■ **INPUT RECORDS**:

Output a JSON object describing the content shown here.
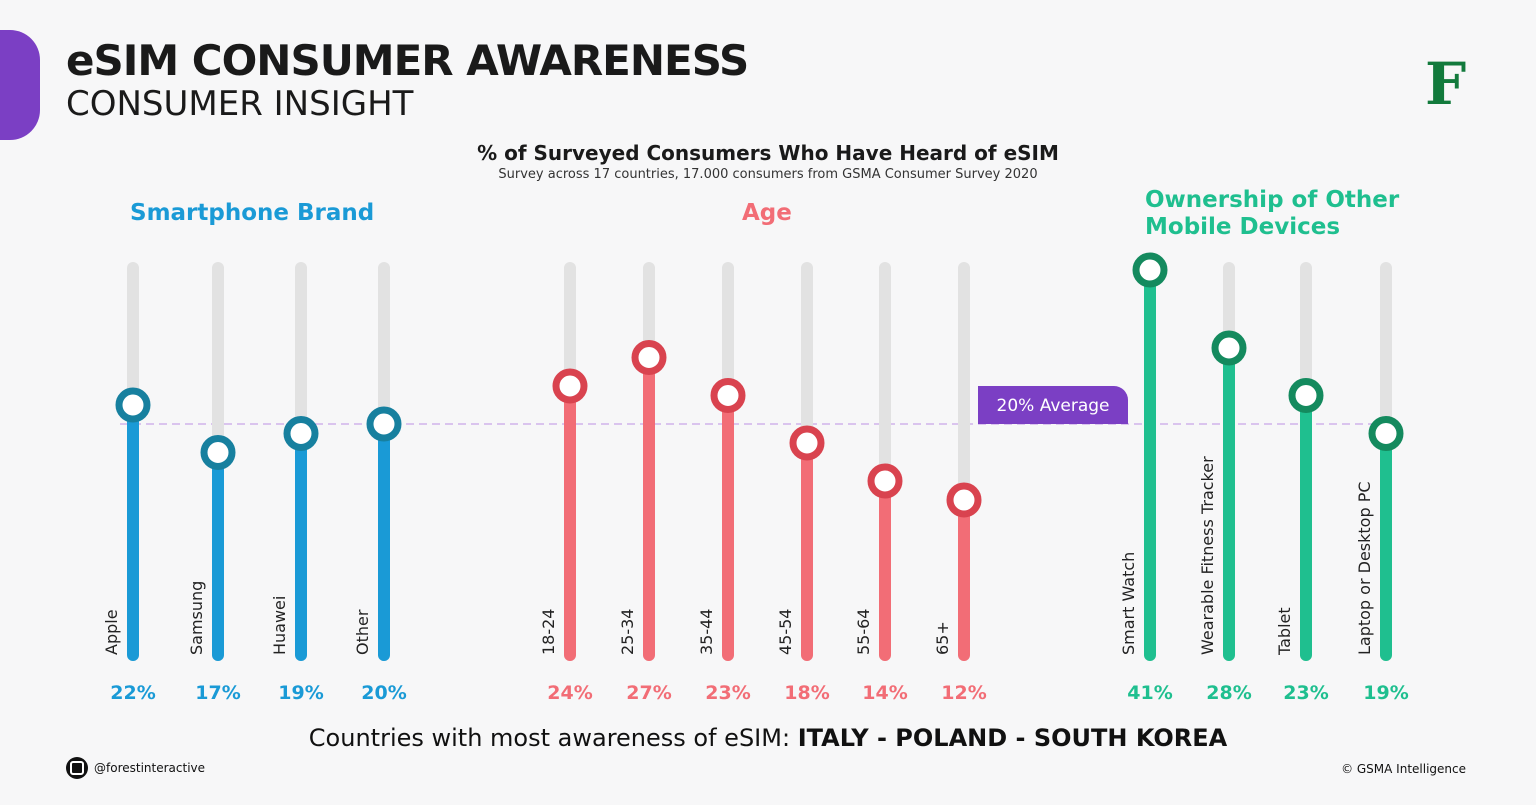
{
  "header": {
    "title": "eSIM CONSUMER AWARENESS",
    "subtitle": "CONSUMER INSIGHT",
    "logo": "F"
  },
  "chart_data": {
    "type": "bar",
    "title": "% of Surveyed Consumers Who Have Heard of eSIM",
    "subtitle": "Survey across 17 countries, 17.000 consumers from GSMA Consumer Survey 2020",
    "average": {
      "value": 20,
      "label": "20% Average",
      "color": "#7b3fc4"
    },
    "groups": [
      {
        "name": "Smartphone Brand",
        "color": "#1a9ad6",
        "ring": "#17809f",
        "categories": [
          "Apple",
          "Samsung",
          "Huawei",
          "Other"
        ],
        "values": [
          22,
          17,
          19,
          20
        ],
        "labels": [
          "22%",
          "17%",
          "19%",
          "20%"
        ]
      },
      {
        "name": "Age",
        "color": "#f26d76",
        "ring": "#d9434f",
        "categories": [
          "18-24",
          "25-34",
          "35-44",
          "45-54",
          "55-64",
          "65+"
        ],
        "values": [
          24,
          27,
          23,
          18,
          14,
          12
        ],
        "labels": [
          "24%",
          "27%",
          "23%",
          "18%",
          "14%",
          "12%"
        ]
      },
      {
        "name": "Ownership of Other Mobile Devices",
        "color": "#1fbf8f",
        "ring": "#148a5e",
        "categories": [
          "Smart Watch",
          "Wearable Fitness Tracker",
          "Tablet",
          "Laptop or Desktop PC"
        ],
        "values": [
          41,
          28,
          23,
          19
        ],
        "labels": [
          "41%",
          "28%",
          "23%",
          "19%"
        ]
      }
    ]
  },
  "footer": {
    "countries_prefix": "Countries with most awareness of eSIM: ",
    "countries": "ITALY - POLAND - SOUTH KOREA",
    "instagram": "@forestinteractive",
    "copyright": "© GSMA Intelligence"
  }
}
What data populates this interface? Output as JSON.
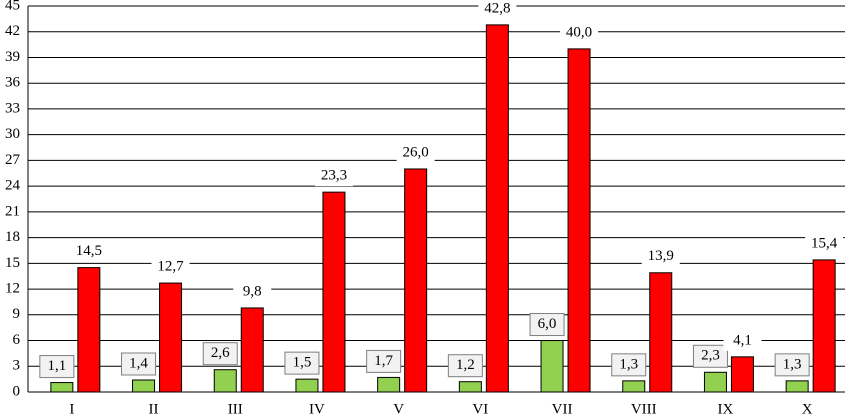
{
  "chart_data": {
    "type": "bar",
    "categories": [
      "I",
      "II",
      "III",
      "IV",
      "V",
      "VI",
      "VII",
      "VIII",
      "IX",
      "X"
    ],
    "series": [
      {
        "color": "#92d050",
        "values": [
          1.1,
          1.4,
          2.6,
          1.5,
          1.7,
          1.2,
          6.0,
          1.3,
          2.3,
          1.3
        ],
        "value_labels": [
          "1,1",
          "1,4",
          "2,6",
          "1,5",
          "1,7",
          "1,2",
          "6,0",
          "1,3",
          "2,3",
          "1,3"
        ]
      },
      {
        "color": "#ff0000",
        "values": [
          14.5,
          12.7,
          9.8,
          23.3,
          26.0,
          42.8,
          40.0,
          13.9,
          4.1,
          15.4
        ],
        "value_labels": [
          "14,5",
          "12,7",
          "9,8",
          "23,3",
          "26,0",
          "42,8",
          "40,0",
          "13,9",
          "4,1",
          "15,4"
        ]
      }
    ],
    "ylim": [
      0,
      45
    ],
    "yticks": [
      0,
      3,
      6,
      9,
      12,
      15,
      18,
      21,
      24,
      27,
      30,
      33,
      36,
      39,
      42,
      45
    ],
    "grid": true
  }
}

==

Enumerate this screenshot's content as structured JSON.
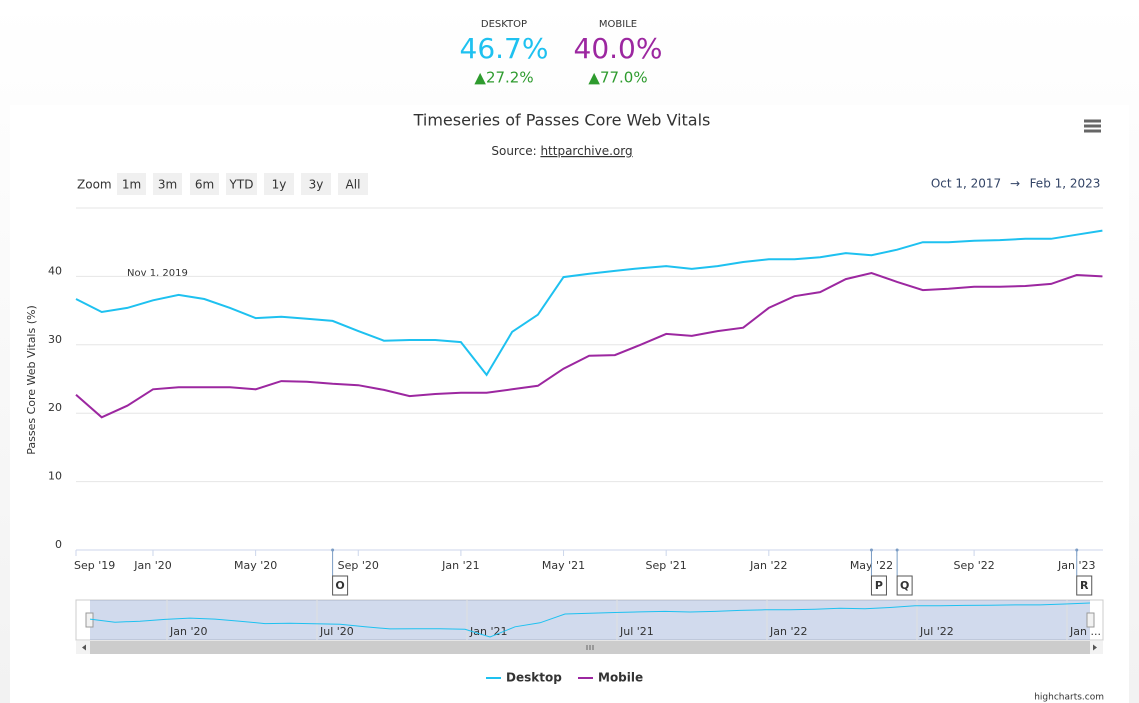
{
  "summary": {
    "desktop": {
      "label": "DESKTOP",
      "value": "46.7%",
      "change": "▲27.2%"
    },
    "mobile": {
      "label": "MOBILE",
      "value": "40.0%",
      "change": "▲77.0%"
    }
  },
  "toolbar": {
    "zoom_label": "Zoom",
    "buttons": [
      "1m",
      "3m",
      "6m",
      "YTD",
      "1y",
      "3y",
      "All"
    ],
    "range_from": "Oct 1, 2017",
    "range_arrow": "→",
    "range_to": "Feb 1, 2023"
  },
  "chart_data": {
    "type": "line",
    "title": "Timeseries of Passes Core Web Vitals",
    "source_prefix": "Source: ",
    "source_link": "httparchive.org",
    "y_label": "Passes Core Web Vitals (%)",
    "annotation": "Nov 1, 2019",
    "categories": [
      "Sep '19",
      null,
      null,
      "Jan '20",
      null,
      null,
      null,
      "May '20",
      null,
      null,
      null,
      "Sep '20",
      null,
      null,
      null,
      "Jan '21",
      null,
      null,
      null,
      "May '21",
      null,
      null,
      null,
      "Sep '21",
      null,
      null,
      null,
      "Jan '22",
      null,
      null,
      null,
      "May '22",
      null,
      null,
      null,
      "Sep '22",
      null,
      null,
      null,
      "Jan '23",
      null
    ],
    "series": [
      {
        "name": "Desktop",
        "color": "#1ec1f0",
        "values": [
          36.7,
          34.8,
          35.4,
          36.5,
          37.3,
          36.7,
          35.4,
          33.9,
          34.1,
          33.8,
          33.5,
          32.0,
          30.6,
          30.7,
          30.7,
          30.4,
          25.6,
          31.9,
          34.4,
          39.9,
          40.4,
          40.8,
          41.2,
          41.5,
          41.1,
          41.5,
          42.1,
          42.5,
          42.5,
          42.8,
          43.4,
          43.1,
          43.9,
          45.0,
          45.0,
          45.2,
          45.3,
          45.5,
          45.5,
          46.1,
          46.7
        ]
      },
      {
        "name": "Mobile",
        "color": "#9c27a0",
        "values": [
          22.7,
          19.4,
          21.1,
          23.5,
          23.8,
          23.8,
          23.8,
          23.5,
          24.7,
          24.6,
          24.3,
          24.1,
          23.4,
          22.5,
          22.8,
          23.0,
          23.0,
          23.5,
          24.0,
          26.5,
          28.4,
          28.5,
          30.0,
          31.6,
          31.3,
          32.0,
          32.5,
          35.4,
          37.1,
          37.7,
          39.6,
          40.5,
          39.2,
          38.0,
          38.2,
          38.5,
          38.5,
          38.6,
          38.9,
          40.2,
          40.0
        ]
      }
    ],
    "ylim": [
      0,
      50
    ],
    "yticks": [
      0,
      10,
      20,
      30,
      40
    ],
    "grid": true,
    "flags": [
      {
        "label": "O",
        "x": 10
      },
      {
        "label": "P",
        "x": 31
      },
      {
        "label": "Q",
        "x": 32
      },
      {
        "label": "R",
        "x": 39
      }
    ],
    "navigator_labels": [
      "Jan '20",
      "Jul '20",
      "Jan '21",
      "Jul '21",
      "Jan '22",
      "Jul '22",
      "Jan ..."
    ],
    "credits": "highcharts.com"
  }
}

■ **SET PROBLEM**: Write out each line of the data that holds the string "GSMA".

■ **TASK OUTPUT**:
    "subtitle": "Survey across 17 countries, 17.000 consumers from GSMA Consumer Survey 2020",
    "copyright": "© GSMA Intelligence"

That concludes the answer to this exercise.